• [Problem statement]: Repeat the listing in full, word for word.

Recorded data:
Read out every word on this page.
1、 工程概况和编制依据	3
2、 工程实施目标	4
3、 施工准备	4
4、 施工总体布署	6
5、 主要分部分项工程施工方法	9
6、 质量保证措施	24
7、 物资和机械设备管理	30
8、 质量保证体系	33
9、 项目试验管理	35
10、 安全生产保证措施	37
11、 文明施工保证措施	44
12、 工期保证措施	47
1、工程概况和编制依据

• [Exercise result]:
Read out every word on this page.
1、 工程概况和编制依据	3
2、 工程实施目标	4
3、 施工准备	4
4、 施工总体布署	6
5、 主要分部分项工程施工方法	9
6、 质量保证措施	24
7、 物资和机械设备管理	30
8、 质量保证体系	33
9、 项目试验管理	35
10、 安全生产保证措施	37
11、 文明施工保证措施	44
12、 工期保证措施	47
1、工程概况和编制依据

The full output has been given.